**Stored data**
..............................

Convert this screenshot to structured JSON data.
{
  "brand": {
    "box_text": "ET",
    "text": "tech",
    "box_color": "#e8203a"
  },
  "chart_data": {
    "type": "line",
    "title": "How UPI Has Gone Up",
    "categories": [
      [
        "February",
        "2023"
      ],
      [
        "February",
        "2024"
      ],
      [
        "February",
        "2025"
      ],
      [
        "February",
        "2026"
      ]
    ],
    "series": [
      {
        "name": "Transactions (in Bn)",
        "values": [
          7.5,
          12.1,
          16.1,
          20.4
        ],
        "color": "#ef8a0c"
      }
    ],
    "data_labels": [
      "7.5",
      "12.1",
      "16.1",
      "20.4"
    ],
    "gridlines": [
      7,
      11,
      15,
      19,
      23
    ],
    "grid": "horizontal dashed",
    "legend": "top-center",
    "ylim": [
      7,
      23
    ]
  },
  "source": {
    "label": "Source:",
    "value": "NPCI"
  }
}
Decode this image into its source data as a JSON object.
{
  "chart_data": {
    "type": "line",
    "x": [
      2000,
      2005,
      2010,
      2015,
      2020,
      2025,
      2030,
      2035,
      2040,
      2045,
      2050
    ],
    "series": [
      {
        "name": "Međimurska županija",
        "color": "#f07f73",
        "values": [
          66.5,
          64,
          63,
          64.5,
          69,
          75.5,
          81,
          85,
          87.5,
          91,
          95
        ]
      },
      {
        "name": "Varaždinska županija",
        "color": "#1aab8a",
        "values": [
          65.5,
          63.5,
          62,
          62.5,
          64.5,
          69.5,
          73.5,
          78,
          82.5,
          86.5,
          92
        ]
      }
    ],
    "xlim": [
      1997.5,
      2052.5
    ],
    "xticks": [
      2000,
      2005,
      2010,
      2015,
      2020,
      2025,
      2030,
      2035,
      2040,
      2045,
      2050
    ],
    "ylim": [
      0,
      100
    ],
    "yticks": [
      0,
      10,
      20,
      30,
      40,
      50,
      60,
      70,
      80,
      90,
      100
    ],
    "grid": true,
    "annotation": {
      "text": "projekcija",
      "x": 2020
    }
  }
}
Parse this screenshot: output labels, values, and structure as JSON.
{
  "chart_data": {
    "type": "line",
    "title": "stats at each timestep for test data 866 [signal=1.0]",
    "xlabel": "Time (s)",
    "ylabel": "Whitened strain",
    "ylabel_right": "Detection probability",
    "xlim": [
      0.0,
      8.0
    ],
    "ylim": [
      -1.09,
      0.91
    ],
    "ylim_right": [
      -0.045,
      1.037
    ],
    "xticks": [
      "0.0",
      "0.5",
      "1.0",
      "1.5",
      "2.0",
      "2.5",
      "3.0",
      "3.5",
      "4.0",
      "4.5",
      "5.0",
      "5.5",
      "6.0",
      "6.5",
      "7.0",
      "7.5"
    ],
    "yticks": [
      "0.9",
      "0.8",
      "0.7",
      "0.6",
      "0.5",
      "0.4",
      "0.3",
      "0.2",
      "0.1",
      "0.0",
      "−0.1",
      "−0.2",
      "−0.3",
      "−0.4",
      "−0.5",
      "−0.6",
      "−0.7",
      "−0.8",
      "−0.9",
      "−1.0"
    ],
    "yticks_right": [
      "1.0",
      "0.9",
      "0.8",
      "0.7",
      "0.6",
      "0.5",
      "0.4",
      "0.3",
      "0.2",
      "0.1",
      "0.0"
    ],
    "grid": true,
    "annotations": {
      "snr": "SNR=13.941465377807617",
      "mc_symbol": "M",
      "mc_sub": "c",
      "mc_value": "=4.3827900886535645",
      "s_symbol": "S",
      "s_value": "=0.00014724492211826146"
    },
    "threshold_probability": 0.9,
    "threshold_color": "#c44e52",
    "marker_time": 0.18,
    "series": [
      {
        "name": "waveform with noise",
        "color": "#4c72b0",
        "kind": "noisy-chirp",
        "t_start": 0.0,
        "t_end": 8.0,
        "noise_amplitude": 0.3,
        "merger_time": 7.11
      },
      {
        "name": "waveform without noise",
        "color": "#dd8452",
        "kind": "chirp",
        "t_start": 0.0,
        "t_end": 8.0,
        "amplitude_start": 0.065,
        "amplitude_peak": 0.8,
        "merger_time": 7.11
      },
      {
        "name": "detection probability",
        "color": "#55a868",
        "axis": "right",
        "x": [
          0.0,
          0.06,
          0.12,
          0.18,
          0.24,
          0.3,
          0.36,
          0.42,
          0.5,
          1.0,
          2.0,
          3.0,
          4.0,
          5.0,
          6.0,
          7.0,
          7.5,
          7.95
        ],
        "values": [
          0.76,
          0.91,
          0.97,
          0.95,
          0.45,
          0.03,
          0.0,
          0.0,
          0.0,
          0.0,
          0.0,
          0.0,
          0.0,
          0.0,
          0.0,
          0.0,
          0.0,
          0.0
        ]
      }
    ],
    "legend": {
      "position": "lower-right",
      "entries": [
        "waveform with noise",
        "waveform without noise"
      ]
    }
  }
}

..............................

**What needs to be done**
Copy out the data shown above without altering anything.

**Answer to this exercise**
Convert this screenshot to structured JSON data.
{
  "brand": {
    "box_text": "ET",
    "text": "tech",
    "box_color": "#e8203a"
  },
  "chart_data": {
    "type": "line",
    "title": "How UPI Has Gone Up",
    "categories": [
      [
        "February",
        "2023"
      ],
      [
        "February",
        "2024"
      ],
      [
        "February",
        "2025"
      ],
      [
        "February",
        "2026"
      ]
    ],
    "series": [
      {
        "name": "Transactions (in Bn)",
        "values": [
          7.5,
          12.1,
          16.1,
          20.4
        ],
        "color": "#ef8a0c"
      }
    ],
    "data_labels": [
      "7.5",
      "12.1",
      "16.1",
      "20.4"
    ],
    "gridlines": [
      7,
      11,
      15,
      19,
      23
    ],
    "grid": "horizontal dashed",
    "legend": "top-center",
    "ylim": [
      7,
      23
    ]
  },
  "source": {
    "label": "Source:",
    "value": "NPCI"
  }
}
Decode this image into its source data as a JSON object.
{
  "chart_data": {
    "type": "line",
    "x": [
      2000,
      2005,
      2010,
      2015,
      2020,
      2025,
      2030,
      2035,
      2040,
      2045,
      2050
    ],
    "series": [
      {
        "name": "Međimurska županija",
        "color": "#f07f73",
        "values": [
          66.5,
          64,
          63,
          64.5,
          69,
          75.5,
          81,
          85,
          87.5,
          91,
          95
        ]
      },
      {
        "name": "Varaždinska županija",
        "color": "#1aab8a",
        "values": [
          65.5,
          63.5,
          62,
          62.5,
          64.5,
          69.5,
          73.5,
          78,
          82.5,
          86.5,
          92
        ]
      }
    ],
    "xlim": [
      1997.5,
      2052.5
    ],
    "xticks": [
      2000,
      2005,
      2010,
      2015,
      2020,
      2025,
      2030,
      2035,
      2040,
      2045,
      2050
    ],
    "ylim": [
      0,
      100
    ],
    "yticks": [
      0,
      10,
      20,
      30,
      40,
      50,
      60,
      70,
      80,
      90,
      100
    ],
    "grid": true,
    "annotation": {
      "text": "projekcija",
      "x": 2020
    }
  }
}
Parse this screenshot: output labels, values, and structure as JSON.
{
  "chart_data": {
    "type": "line",
    "title": "stats at each timestep for test data 866 [signal=1.0]",
    "xlabel": "Time (s)",
    "ylabel": "Whitened strain",
    "ylabel_right": "Detection probability",
    "xlim": [
      0.0,
      8.0
    ],
    "ylim": [
      -1.09,
      0.91
    ],
    "ylim_right": [
      -0.045,
      1.037
    ],
    "xticks": [
      "0.0",
      "0.5",
      "1.0",
      "1.5",
      "2.0",
      "2.5",
      "3.0",
      "3.5",
      "4.0",
      "4.5",
      "5.0",
      "5.5",
      "6.0",
      "6.5",
      "7.0",
      "7.5"
    ],
    "yticks": [
      "0.9",
      "0.8",
      "0.7",
      "0.6",
      "0.5",
      "0.4",
      "0.3",
      "0.2",
      "0.1",
      "0.0",
      "−0.1",
      "−0.2",
      "−0.3",
      "−0.4",
      "−0.5",
      "−0.6",
      "−0.7",
      "−0.8",
      "−0.9",
      "−1.0"
    ],
    "yticks_right": [
      "1.0",
      "0.9",
      "0.8",
      "0.7",
      "0.6",
      "0.5",
      "0.4",
      "0.3",
      "0.2",
      "0.1",
      "0.0"
    ],
    "grid": true,
    "annotations": {
      "snr": "SNR=13.941465377807617",
      "mc_symbol": "M",
      "mc_sub": "c",
      "mc_value": "=4.3827900886535645",
      "s_symbol": "S",
      "s_value": "=0.00014724492211826146"
    },
    "threshold_probability": 0.9,
    "threshold_color": "#c44e52",
    "marker_time": 0.18,
    "series": [
      {
        "name": "waveform with noise",
        "color": "#4c72b0",
        "kind": "noisy-chirp",
        "t_start": 0.0,
        "t_end": 8.0,
        "noise_amplitude": 0.3,
        "merger_time": 7.11
      },
      {
        "name": "waveform without noise",
        "color": "#dd8452",
        "kind": "chirp",
        "t_start": 0.0,
        "t_end": 8.0,
        "amplitude_start": 0.065,
        "amplitude_peak": 0.8,
        "merger_time": 7.11
      },
      {
        "name": "detection probability",
        "color": "#55a868",
        "axis": "right",
        "x": [
          0.0,
          0.06,
          0.12,
          0.18,
          0.24,
          0.3,
          0.36,
          0.42,
          0.5,
          1.0,
          2.0,
          3.0,
          4.0,
          5.0,
          6.0,
          7.0,
          7.5,
          7.95
        ],
        "values": [
          0.76,
          0.91,
          0.97,
          0.95,
          0.45,
          0.03,
          0.0,
          0.0,
          0.0,
          0.0,
          0.0,
          0.0,
          0.0,
          0.0,
          0.0,
          0.0,
          0.0,
          0.0
        ]
      }
    ],
    "legend": {
      "position": "lower-right",
      "entries": [
        "waveform with noise",
        "waveform without noise"
      ]
    }
  }
}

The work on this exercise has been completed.